MATERIAL SUPPLIED =

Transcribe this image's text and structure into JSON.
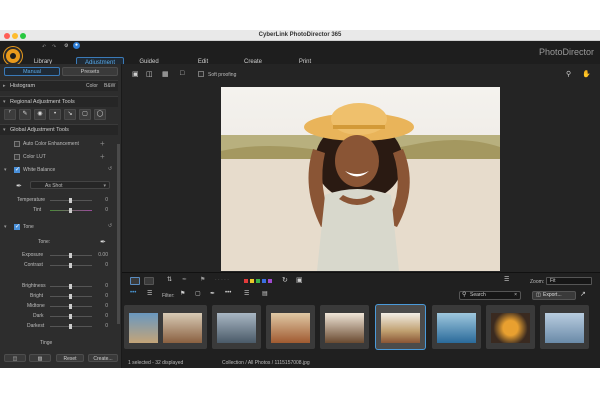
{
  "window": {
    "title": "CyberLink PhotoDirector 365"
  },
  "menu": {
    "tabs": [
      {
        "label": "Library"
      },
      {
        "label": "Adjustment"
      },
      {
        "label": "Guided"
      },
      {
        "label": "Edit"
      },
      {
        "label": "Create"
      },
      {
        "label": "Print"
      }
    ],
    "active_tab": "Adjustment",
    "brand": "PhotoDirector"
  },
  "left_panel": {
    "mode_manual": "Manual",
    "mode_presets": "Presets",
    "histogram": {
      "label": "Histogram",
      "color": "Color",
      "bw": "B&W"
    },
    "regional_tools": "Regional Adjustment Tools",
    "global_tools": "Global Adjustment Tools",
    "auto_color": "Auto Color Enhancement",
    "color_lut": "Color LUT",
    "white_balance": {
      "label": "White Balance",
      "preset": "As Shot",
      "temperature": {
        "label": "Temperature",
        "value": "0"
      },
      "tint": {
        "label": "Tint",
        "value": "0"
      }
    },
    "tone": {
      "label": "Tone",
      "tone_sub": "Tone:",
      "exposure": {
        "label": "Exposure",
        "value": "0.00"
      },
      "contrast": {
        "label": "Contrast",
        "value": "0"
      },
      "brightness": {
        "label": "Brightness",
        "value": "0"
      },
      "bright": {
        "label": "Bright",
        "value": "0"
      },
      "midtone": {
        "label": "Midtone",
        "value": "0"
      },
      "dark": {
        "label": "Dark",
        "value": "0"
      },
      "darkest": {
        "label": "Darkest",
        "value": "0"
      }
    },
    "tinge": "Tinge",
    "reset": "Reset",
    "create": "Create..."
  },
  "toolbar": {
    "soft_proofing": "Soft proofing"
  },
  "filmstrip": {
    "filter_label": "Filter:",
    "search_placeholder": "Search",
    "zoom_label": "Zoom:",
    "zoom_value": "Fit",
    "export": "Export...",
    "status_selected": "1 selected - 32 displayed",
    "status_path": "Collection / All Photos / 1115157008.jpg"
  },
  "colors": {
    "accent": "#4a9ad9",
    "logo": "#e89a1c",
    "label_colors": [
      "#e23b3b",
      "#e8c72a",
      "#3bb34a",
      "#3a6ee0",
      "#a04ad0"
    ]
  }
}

==

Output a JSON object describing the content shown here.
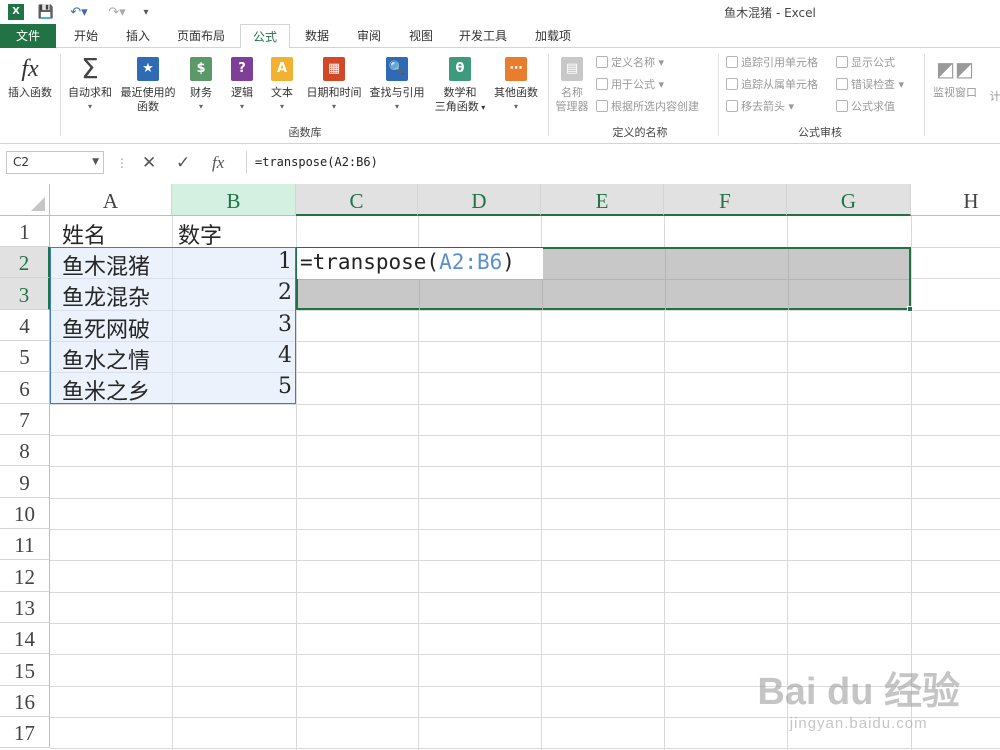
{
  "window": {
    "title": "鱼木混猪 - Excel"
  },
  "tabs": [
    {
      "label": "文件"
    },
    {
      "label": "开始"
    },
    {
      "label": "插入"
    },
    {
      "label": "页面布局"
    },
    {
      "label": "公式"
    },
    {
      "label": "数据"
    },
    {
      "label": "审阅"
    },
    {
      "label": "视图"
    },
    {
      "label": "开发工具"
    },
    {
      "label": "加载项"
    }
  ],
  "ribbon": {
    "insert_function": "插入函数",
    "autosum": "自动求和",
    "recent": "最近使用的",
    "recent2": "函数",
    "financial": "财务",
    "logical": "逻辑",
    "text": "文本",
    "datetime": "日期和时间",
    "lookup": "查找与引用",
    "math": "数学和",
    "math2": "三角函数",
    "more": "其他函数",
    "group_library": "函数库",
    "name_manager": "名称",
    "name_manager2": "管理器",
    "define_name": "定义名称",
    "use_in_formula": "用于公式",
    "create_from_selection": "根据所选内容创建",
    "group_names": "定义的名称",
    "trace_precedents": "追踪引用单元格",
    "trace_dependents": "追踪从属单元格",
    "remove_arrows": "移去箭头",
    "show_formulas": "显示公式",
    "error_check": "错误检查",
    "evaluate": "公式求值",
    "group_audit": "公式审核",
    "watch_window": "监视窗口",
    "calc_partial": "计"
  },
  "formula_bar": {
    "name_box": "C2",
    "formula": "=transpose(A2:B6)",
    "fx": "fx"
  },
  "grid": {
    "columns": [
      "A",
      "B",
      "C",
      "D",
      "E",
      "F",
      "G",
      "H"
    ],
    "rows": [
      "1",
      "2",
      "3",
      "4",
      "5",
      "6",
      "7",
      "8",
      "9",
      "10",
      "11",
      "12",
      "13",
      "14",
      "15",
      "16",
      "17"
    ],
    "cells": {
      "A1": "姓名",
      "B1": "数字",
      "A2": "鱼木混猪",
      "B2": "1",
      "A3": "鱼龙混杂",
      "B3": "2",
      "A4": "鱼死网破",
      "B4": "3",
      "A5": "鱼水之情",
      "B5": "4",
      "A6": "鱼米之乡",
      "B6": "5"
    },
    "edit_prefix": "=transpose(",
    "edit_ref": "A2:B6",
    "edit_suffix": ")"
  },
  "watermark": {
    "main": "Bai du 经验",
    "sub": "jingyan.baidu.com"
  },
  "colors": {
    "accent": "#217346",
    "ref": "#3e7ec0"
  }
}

STATED TASK =
Look through the entries above; copy each line where the string "text" appears.

WRITTEN RESPONSE =
Transcribe this image's text and structure into JSON.
    "text": "文本",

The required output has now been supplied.